— start of Provided data —
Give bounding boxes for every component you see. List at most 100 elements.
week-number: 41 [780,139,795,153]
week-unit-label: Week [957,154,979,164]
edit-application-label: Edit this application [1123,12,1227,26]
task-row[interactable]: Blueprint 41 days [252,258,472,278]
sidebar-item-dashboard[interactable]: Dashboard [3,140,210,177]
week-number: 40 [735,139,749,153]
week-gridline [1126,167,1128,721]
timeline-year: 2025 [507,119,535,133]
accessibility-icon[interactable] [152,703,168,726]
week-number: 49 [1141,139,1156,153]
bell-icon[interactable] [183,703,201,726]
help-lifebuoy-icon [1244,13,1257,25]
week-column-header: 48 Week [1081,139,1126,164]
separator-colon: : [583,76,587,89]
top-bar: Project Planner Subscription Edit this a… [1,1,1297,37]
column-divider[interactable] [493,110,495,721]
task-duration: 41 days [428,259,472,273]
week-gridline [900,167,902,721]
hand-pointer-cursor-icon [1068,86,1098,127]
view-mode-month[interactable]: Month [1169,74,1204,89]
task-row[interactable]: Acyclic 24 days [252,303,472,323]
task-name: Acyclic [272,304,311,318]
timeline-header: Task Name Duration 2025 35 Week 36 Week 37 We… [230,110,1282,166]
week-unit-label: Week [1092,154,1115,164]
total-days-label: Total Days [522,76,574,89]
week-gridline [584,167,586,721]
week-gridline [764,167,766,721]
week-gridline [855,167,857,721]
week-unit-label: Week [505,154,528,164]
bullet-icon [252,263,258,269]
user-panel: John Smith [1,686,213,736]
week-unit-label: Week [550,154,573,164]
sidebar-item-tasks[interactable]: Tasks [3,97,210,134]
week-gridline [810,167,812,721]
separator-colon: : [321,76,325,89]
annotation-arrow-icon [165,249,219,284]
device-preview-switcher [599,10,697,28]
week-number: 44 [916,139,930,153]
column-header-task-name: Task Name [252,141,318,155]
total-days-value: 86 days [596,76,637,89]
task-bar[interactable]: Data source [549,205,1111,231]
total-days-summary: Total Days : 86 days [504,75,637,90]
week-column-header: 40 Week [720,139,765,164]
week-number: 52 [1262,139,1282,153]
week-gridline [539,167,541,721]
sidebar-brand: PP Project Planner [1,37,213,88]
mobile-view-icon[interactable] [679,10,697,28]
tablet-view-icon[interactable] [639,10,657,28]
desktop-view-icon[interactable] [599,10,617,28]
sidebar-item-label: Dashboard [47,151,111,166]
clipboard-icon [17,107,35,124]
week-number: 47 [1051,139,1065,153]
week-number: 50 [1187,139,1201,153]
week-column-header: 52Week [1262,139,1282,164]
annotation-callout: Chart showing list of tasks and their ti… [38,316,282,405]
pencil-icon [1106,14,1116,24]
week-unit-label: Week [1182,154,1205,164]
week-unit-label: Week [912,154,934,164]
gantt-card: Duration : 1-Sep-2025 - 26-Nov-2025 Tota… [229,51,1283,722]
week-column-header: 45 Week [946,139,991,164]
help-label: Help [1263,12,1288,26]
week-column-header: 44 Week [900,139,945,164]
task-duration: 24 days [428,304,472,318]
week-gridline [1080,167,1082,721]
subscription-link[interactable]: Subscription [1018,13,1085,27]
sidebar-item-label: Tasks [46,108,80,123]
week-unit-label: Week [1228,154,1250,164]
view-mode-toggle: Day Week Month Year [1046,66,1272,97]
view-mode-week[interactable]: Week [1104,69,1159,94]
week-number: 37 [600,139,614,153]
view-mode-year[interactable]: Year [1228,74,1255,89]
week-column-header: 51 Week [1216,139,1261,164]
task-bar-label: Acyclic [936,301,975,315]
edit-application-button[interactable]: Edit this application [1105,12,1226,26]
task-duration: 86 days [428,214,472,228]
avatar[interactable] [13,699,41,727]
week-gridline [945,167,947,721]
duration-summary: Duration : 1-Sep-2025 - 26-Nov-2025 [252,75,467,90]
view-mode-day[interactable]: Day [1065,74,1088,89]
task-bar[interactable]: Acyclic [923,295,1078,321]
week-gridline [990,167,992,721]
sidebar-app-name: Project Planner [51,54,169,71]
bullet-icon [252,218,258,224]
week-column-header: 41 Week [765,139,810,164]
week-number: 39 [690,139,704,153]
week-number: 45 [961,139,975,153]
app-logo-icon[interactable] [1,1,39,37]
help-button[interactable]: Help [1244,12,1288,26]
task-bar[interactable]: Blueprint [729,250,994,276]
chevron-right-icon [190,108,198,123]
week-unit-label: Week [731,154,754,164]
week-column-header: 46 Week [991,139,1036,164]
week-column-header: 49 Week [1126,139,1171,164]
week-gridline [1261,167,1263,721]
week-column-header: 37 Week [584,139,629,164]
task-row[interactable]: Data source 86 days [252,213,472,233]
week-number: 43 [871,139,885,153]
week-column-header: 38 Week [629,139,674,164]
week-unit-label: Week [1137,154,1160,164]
— end of Provided data —
Task prompt: Reproduce all of the rows above verbatim, without any alteration.

Correct output:
Give bounding boxes for every component you see. List at most 100 elements.
week-number: 41 [780,139,795,153]
week-unit-label: Week [957,154,979,164]
edit-application-label: Edit this application [1123,12,1227,26]
task-row[interactable]: Blueprint 41 days [252,258,472,278]
sidebar-item-dashboard[interactable]: Dashboard [3,140,210,177]
week-number: 40 [735,139,749,153]
week-gridline [1126,167,1128,721]
timeline-year: 2025 [507,119,535,133]
accessibility-icon[interactable] [152,703,168,726]
week-number: 49 [1141,139,1156,153]
bell-icon[interactable] [183,703,201,726]
help-lifebuoy-icon [1244,13,1257,25]
week-column-header: 48 Week [1081,139,1126,164]
separator-colon: : [583,76,587,89]
top-bar: Project Planner Subscription Edit this a… [1,1,1297,37]
column-divider[interactable] [493,110,495,721]
task-duration: 41 days [428,259,472,273]
week-gridline [900,167,902,721]
hand-pointer-cursor-icon [1068,86,1098,127]
view-mode-month[interactable]: Month [1169,74,1204,89]
task-row[interactable]: Acyclic 24 days [252,303,472,323]
task-name: Acyclic [272,304,311,318]
timeline-header: Task Name Duration 2025 35 Week 36 Week 37 We… [230,110,1282,166]
week-unit-label: Week [1092,154,1115,164]
total-days-label: Total Days [522,76,574,89]
week-gridline [584,167,586,721]
week-gridline [764,167,766,721]
week-gridline [855,167,857,721]
week-unit-label: Week [505,154,528,164]
bullet-icon [252,263,258,269]
user-panel: John Smith [1,686,213,736]
week-unit-label: Week [550,154,573,164]
sidebar-item-tasks[interactable]: Tasks [3,97,210,134]
week-gridline [810,167,812,721]
separator-colon: : [321,76,325,89]
annotation-arrow-icon [165,249,219,284]
device-preview-switcher [599,10,697,28]
week-number: 44 [916,139,930,153]
column-header-task-name: Task Name [252,141,318,155]
total-days-value: 86 days [596,76,637,89]
task-bar[interactable]: Data source [549,205,1111,231]
total-days-summary: Total Days : 86 days [504,75,637,90]
week-column-header: 40 Week [720,139,765,164]
week-number: 52 [1262,139,1282,153]
week-gridline [539,167,541,721]
sidebar-brand: PP Project Planner [1,37,213,88]
mobile-view-icon[interactable] [679,10,697,28]
tablet-view-icon[interactable] [639,10,657,28]
desktop-view-icon[interactable] [599,10,617,28]
sidebar-item-label: Dashboard [47,151,111,166]
clipboard-icon [17,107,35,124]
week-number: 47 [1051,139,1065,153]
week-number: 50 [1187,139,1201,153]
week-column-header: 52Week [1262,139,1282,164]
annotation-callout: Chart showing list of tasks and their ti… [38,316,282,405]
pencil-icon [1106,14,1116,24]
week-unit-label: Week [1182,154,1205,164]
week-unit-label: Week [912,154,934,164]
gantt-card: Duration : 1-Sep-2025 - 26-Nov-2025 Tota… [229,51,1283,722]
week-column-header: 45 Week [946,139,991,164]
help-label: Help [1263,12,1288,26]
week-column-header: 44 Week [900,139,945,164]
task-duration: 24 days [428,304,472,318]
week-gridline [1080,167,1082,721]
subscription-link[interactable]: Subscription [1018,13,1085,27]
sidebar-item-label: Tasks [46,108,80,123]
week-unit-label: Week [1228,154,1250,164]
view-mode-toggle: Day Week Month Year [1046,66,1272,97]
view-mode-week[interactable]: Week [1104,69,1159,94]
week-number: 37 [600,139,614,153]
view-mode-year[interactable]: Year [1228,74,1255,89]
week-column-header: 51 Week [1216,139,1261,164]
task-bar-label: Acyclic [936,301,975,315]
edit-application-button[interactable]: Edit this application [1105,12,1226,26]
task-duration: 86 days [428,214,472,228]
avatar[interactable] [13,699,41,727]
week-gridline [945,167,947,721]
duration-summary: Duration : 1-Sep-2025 - 26-Nov-2025 [252,75,467,90]
view-mode-day[interactable]: Day [1065,74,1088,89]
task-bar[interactable]: Acyclic [923,295,1078,321]
week-gridline [990,167,992,721]
sidebar-app-name: Project Planner [51,54,169,71]
bullet-icon [252,218,258,224]
week-column-header: 41 Week [765,139,810,164]
week-number: 39 [690,139,704,153]
week-number: 45 [961,139,975,153]
app-logo-icon[interactable] [1,1,39,37]
help-button[interactable]: Help [1244,12,1288,26]
task-bar[interactable]: Blueprint [729,250,994,276]
chevron-right-icon [190,108,198,123]
week-unit-label: Week [731,154,754,164]
week-column-header: 46 Week [991,139,1036,164]
week-column-header: 49 Week [1126,139,1171,164]
week-gridline [1261,167,1263,721]
week-column-header: 37 Week [584,139,629,164]
task-row[interactable]: Data source 86 days [252,213,472,233]
week-number: 43 [871,139,885,153]
week-column-header: 38 Week [629,139,674,164]
week-unit-label: Week [1137,154,1160,164]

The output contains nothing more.